### The task
Reproduce each line from the records that holds "tijdstip".

### Items
* * *

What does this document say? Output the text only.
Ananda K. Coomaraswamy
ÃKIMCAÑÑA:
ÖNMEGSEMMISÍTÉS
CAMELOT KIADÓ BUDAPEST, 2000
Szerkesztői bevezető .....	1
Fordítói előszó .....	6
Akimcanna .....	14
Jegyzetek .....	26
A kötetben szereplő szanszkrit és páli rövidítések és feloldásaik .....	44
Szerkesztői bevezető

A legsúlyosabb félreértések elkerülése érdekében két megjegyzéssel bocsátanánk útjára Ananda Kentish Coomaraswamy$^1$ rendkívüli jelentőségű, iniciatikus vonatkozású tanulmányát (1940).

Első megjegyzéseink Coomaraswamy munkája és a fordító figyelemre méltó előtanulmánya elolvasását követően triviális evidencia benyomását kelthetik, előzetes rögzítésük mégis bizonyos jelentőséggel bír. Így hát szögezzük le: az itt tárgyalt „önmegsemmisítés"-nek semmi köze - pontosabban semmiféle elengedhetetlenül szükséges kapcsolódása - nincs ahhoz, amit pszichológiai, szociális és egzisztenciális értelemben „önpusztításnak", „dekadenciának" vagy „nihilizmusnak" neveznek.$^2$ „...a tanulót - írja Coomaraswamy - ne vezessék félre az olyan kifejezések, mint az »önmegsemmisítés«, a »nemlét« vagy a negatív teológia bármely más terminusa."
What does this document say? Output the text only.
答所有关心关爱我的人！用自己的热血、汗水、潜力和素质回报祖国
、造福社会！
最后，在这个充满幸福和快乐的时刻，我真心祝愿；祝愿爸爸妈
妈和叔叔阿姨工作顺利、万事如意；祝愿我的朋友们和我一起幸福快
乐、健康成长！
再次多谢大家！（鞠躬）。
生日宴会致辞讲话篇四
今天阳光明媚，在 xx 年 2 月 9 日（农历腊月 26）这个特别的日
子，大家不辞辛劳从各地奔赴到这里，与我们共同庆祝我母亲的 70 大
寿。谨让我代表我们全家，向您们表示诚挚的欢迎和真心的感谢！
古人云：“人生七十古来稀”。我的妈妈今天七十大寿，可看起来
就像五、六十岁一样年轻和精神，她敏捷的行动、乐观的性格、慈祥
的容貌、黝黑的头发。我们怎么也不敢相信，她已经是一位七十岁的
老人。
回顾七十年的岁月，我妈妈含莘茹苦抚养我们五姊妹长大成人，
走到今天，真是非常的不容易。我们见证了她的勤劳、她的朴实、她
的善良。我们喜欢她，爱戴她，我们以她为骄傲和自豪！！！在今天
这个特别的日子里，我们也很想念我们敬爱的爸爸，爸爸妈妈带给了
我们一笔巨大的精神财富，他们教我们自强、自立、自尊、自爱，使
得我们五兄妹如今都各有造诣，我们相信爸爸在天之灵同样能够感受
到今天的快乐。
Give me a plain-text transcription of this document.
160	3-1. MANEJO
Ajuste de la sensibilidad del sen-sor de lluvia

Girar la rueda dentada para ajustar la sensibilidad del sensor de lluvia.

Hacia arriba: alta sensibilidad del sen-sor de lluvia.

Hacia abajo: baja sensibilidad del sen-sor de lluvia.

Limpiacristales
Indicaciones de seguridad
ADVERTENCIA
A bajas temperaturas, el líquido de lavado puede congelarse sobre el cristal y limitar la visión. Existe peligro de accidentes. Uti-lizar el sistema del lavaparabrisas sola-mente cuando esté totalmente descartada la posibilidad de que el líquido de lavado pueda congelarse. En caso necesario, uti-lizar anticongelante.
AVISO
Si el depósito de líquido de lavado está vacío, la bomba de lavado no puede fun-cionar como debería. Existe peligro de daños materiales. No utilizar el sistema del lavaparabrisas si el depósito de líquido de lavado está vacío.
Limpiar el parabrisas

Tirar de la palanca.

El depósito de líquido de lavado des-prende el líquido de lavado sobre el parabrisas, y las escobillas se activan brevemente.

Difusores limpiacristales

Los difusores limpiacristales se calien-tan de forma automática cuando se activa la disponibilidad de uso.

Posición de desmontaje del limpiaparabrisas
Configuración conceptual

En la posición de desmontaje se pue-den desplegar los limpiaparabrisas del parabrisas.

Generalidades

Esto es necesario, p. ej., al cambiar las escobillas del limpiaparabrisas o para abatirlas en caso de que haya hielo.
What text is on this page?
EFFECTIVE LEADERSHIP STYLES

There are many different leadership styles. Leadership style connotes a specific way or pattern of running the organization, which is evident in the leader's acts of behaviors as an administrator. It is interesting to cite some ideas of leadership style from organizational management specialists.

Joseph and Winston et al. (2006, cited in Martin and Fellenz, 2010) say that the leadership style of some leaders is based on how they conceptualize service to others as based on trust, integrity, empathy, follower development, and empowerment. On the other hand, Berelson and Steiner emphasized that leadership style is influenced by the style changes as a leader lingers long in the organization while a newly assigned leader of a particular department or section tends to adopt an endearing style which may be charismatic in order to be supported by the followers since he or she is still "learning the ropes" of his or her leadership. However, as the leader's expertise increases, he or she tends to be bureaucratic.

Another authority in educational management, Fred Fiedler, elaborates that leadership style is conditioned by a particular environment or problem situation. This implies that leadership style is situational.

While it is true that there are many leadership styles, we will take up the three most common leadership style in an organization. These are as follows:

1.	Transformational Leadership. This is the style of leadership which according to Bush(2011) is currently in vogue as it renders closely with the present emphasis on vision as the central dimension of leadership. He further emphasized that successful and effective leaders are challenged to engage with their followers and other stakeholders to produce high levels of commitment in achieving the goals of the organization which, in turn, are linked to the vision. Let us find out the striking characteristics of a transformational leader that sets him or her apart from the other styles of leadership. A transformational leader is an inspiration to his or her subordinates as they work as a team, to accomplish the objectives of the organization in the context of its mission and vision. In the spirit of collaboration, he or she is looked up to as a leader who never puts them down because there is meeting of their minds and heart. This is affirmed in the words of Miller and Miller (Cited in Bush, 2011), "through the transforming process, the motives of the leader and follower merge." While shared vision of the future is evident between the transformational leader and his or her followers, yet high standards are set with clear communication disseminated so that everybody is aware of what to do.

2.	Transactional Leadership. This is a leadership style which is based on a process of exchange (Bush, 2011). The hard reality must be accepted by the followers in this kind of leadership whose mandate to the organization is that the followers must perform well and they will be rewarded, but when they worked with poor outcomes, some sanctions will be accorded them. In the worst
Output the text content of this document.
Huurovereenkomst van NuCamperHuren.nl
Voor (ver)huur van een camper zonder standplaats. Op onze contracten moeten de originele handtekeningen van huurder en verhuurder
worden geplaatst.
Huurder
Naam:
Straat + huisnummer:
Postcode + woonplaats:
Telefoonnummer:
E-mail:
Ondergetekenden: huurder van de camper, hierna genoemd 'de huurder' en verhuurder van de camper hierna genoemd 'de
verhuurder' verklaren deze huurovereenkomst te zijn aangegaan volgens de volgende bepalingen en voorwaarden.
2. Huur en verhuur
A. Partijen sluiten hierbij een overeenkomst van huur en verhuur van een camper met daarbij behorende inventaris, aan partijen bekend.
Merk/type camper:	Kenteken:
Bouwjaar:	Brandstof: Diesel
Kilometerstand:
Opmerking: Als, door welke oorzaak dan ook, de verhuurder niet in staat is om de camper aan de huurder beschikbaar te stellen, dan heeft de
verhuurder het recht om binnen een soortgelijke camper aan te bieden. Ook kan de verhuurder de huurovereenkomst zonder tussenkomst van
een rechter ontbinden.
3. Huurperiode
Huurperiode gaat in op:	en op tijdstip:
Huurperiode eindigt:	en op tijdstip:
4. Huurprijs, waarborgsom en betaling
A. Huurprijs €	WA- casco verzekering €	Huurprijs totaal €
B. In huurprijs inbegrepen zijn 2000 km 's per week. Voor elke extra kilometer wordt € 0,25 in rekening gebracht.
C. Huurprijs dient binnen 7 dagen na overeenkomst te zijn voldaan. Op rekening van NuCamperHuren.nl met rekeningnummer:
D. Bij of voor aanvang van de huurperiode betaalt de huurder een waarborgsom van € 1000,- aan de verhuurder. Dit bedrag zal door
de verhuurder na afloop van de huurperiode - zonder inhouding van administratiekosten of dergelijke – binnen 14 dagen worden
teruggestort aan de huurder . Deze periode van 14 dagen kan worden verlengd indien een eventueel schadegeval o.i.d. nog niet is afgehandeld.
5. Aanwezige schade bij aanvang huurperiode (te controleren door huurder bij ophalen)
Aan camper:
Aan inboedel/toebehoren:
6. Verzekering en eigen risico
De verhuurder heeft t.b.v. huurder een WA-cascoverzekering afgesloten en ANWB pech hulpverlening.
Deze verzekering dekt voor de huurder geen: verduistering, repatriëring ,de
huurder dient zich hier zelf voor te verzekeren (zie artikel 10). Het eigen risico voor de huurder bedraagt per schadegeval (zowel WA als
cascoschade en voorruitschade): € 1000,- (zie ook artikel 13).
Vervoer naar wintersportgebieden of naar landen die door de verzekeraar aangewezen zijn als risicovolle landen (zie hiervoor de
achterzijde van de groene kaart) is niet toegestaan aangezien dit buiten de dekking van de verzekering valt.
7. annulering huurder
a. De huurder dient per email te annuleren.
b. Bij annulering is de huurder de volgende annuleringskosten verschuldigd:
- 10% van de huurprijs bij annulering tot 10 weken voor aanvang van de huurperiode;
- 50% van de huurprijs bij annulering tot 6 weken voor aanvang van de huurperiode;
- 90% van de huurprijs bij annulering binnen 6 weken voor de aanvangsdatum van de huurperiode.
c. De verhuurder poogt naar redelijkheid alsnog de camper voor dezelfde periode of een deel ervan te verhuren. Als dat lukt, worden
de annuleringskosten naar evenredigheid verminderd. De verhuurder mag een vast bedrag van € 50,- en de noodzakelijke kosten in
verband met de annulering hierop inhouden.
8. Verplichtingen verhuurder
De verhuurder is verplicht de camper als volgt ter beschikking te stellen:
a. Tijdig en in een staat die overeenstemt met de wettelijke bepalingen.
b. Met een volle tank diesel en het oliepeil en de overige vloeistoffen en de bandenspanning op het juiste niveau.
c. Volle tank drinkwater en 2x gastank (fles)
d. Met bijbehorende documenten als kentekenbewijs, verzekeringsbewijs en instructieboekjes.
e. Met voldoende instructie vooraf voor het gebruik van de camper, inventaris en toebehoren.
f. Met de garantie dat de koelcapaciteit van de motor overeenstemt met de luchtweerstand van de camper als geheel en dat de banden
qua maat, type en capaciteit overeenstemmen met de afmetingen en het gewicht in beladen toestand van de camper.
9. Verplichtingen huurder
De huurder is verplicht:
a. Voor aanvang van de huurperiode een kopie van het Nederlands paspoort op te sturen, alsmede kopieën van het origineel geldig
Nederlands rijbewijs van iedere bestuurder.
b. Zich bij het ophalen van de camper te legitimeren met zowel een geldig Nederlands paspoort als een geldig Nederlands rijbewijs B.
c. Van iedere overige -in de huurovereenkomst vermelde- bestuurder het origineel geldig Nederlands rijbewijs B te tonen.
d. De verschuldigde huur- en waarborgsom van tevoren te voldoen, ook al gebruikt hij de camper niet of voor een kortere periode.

* * *

### Finished exercise
Huurperiode gaat in op:	en op tijdstip:
Huurperiode eindigt:	en op tijdstip:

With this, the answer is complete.